DIRECTIVE: Hunt for the word "REGIONALI" across the entries below, copying each line that holds it.

EXERCISE MATERIALS:
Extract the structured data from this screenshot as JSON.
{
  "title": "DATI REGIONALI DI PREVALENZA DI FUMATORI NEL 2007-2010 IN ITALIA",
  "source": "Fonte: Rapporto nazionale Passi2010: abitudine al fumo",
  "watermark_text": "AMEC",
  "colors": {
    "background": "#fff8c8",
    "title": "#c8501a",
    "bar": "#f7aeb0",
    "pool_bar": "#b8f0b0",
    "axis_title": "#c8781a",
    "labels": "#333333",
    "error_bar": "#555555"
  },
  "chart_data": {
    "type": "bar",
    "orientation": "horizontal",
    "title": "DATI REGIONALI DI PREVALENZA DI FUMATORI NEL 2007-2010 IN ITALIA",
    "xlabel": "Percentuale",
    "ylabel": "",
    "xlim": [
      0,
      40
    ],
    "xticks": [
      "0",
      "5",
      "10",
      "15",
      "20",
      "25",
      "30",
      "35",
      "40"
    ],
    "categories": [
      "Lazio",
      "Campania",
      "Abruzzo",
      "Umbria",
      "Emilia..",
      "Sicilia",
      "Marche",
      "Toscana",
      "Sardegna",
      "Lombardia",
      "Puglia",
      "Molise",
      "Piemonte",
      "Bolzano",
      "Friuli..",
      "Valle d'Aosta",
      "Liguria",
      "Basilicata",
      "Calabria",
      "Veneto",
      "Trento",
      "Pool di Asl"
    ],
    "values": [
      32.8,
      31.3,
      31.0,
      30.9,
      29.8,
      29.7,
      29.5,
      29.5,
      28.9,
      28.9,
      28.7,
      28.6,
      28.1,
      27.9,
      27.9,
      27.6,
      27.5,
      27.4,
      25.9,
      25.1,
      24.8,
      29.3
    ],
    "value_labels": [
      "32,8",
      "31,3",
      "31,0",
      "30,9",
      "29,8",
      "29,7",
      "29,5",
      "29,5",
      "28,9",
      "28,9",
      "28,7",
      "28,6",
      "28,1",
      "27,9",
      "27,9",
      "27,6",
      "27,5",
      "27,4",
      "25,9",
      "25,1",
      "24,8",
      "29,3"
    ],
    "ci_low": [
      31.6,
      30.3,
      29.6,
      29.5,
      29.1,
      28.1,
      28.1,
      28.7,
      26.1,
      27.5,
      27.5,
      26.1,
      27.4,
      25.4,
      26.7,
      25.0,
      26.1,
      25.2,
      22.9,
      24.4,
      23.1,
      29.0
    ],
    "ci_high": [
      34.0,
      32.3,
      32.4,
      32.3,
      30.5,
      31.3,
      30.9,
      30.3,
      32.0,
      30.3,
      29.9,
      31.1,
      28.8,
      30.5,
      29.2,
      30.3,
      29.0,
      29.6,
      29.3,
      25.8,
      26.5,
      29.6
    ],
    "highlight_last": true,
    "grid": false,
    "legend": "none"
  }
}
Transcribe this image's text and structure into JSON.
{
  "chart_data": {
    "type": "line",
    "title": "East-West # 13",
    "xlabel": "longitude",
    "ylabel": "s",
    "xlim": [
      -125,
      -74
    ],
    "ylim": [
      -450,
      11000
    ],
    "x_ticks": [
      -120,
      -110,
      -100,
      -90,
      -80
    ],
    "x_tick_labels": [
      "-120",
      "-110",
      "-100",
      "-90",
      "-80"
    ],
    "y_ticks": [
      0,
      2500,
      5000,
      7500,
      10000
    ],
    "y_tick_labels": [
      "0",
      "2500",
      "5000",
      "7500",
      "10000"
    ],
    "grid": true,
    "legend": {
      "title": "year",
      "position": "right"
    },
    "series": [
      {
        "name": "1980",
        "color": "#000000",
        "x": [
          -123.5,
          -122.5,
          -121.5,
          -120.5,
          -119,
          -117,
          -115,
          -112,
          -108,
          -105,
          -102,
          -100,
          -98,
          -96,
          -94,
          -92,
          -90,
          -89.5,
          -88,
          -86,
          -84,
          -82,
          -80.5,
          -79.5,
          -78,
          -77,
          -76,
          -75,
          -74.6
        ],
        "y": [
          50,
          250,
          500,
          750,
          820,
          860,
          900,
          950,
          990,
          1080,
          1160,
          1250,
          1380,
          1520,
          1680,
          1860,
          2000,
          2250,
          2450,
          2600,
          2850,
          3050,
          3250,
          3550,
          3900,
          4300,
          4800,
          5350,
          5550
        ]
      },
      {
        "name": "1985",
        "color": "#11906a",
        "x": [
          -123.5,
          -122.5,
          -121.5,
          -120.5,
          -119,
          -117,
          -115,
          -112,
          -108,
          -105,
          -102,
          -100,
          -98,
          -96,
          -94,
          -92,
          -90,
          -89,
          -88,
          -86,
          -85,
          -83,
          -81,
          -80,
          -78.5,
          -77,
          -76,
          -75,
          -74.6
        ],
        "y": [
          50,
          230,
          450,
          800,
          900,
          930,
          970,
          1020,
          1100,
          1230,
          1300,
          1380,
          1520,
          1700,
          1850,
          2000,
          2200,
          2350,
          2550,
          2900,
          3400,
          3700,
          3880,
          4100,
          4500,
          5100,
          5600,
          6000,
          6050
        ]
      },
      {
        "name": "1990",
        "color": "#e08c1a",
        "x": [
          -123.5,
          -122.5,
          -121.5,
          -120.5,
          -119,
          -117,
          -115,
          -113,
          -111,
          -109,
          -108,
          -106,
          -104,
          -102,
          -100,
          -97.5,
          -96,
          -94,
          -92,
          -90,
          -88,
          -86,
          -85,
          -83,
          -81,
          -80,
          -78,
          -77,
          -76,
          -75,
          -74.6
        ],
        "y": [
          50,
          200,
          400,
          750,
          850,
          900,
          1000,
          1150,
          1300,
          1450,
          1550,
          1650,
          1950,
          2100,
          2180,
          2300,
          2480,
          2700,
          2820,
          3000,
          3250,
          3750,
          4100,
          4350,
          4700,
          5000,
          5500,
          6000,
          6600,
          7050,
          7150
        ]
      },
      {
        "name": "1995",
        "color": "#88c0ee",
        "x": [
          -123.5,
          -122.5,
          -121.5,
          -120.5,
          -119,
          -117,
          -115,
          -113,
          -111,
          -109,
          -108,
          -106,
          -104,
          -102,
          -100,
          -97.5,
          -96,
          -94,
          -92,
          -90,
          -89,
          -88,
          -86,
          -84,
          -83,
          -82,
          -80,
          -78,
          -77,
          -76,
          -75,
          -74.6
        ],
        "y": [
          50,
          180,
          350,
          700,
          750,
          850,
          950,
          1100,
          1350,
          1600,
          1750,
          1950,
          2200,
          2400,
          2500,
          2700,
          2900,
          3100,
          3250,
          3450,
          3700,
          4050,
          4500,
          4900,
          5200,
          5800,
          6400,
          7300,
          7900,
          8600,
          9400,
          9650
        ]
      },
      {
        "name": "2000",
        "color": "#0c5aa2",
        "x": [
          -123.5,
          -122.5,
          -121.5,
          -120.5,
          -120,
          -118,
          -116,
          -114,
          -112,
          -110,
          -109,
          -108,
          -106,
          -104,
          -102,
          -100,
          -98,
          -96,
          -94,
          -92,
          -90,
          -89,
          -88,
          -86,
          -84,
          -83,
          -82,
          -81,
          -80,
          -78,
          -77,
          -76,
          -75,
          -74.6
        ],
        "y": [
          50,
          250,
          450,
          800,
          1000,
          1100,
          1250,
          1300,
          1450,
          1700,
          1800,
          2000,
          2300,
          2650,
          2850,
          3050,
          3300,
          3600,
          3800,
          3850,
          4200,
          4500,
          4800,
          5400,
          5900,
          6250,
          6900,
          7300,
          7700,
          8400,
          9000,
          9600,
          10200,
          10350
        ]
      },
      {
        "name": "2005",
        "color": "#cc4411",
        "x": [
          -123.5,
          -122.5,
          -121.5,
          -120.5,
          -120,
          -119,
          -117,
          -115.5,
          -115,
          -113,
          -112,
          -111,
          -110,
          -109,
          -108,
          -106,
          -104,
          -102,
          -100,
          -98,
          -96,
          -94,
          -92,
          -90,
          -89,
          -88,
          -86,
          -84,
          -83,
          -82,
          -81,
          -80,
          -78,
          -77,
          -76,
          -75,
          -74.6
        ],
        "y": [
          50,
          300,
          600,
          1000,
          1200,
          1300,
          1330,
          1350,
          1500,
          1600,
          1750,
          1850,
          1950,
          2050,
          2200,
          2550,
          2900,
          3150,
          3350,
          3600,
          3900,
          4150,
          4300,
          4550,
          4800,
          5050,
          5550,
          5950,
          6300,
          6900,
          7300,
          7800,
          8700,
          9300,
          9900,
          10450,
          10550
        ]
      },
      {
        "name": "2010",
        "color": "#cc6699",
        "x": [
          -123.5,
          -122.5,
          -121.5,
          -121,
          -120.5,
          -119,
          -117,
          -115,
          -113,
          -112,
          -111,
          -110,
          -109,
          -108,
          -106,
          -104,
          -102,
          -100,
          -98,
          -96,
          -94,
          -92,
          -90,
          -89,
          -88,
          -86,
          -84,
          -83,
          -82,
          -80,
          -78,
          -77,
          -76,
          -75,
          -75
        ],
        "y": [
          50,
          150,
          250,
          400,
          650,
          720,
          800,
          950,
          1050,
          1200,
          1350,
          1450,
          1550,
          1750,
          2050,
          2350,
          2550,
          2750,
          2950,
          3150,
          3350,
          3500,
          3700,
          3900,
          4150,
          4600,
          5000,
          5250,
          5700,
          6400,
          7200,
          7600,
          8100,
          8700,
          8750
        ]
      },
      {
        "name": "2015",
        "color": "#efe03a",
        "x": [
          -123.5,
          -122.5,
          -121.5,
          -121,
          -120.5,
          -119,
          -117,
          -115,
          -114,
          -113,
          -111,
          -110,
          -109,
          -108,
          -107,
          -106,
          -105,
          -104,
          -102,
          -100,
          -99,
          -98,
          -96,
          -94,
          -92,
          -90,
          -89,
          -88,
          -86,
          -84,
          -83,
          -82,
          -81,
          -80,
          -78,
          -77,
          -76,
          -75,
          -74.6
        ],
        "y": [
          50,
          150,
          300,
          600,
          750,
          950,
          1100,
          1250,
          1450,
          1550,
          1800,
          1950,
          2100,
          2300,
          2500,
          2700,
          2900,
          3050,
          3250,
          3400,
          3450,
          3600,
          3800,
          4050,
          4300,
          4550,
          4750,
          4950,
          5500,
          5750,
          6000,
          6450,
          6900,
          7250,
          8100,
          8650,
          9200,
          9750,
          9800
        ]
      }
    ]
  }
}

EXERCISE RESPONSE:
  "title": "DATI REGIONALI DI PREVALENZA DI FUMATORI NEL 2007-2010 IN ITALIA",
    "title": "DATI REGIONALI DI PREVALENZA DI FUMATORI NEL 2007-2010 IN ITALIA",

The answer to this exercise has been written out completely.